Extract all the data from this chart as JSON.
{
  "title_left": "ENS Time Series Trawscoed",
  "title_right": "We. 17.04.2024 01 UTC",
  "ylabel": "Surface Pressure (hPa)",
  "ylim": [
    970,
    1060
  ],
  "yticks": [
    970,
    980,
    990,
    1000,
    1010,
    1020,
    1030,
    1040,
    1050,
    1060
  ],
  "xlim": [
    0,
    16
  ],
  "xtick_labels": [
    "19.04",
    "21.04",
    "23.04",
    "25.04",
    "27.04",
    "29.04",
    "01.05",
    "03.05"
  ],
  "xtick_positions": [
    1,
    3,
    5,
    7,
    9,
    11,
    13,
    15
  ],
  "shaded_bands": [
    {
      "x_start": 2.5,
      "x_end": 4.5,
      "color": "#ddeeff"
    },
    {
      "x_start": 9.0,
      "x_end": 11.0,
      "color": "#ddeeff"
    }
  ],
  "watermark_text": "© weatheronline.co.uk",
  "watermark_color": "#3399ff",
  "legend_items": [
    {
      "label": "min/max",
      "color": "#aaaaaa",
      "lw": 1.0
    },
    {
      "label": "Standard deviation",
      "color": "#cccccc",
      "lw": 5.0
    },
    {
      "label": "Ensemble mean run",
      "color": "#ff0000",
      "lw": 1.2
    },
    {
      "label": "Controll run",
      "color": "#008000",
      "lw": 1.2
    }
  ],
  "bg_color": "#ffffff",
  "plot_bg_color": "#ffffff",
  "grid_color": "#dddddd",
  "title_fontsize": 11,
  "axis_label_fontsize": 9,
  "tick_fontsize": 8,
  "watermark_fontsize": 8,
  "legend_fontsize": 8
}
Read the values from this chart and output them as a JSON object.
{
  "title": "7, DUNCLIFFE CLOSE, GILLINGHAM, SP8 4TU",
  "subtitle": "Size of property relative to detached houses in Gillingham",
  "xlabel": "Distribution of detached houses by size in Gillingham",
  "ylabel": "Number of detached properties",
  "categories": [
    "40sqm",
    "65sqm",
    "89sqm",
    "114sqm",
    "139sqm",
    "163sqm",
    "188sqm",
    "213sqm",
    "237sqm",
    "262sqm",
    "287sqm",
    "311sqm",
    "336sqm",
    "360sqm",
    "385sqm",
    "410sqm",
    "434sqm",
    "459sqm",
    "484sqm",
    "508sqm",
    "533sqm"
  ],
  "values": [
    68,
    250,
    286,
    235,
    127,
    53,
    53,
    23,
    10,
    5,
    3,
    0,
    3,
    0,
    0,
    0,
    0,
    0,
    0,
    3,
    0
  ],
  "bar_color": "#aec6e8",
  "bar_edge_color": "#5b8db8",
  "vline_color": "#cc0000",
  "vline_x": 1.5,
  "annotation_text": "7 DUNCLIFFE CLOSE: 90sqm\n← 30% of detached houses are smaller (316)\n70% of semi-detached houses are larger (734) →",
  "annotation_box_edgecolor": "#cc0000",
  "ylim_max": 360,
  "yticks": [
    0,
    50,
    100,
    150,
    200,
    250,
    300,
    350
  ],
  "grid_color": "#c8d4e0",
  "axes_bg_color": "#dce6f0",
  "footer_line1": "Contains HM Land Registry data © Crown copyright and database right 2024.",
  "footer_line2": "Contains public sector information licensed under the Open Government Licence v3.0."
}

________

Restate the data above exactly, keeping each word as it stands.

**Completed exercise:**
Extract all the data from this chart as JSON.
{
  "title_left": "ENS Time Series Trawscoed",
  "title_right": "We. 17.04.2024 01 UTC",
  "ylabel": "Surface Pressure (hPa)",
  "ylim": [
    970,
    1060
  ],
  "yticks": [
    970,
    980,
    990,
    1000,
    1010,
    1020,
    1030,
    1040,
    1050,
    1060
  ],
  "xlim": [
    0,
    16
  ],
  "xtick_labels": [
    "19.04",
    "21.04",
    "23.04",
    "25.04",
    "27.04",
    "29.04",
    "01.05",
    "03.05"
  ],
  "xtick_positions": [
    1,
    3,
    5,
    7,
    9,
    11,
    13,
    15
  ],
  "shaded_bands": [
    {
      "x_start": 2.5,
      "x_end": 4.5,
      "color": "#ddeeff"
    },
    {
      "x_start": 9.0,
      "x_end": 11.0,
      "color": "#ddeeff"
    }
  ],
  "watermark_text": "© weatheronline.co.uk",
  "watermark_color": "#3399ff",
  "legend_items": [
    {
      "label": "min/max",
      "color": "#aaaaaa",
      "lw": 1.0
    },
    {
      "label": "Standard deviation",
      "color": "#cccccc",
      "lw": 5.0
    },
    {
      "label": "Ensemble mean run",
      "color": "#ff0000",
      "lw": 1.2
    },
    {
      "label": "Controll run",
      "color": "#008000",
      "lw": 1.2
    }
  ],
  "bg_color": "#ffffff",
  "plot_bg_color": "#ffffff",
  "grid_color": "#dddddd",
  "title_fontsize": 11,
  "axis_label_fontsize": 9,
  "tick_fontsize": 8,
  "watermark_fontsize": 8,
  "legend_fontsize": 8
}
Read the values from this chart and output them as a JSON object.
{
  "title": "7, DUNCLIFFE CLOSE, GILLINGHAM, SP8 4TU",
  "subtitle": "Size of property relative to detached houses in Gillingham",
  "xlabel": "Distribution of detached houses by size in Gillingham",
  "ylabel": "Number of detached properties",
  "categories": [
    "40sqm",
    "65sqm",
    "89sqm",
    "114sqm",
    "139sqm",
    "163sqm",
    "188sqm",
    "213sqm",
    "237sqm",
    "262sqm",
    "287sqm",
    "311sqm",
    "336sqm",
    "360sqm",
    "385sqm",
    "410sqm",
    "434sqm",
    "459sqm",
    "484sqm",
    "508sqm",
    "533sqm"
  ],
  "values": [
    68,
    250,
    286,
    235,
    127,
    53,
    53,
    23,
    10,
    5,
    3,
    0,
    3,
    0,
    0,
    0,
    0,
    0,
    0,
    3,
    0
  ],
  "bar_color": "#aec6e8",
  "bar_edge_color": "#5b8db8",
  "vline_color": "#cc0000",
  "vline_x": 1.5,
  "annotation_text": "7 DUNCLIFFE CLOSE: 90sqm\n← 30% of detached houses are smaller (316)\n70% of semi-detached houses are larger (734) →",
  "annotation_box_edgecolor": "#cc0000",
  "ylim_max": 360,
  "yticks": [
    0,
    50,
    100,
    150,
    200,
    250,
    300,
    350
  ],
  "grid_color": "#c8d4e0",
  "axes_bg_color": "#dce6f0",
  "footer_line1": "Contains HM Land Registry data © Crown copyright and database right 2024.",
  "footer_line2": "Contains public sector information licensed under the Open Government Licence v3.0."
}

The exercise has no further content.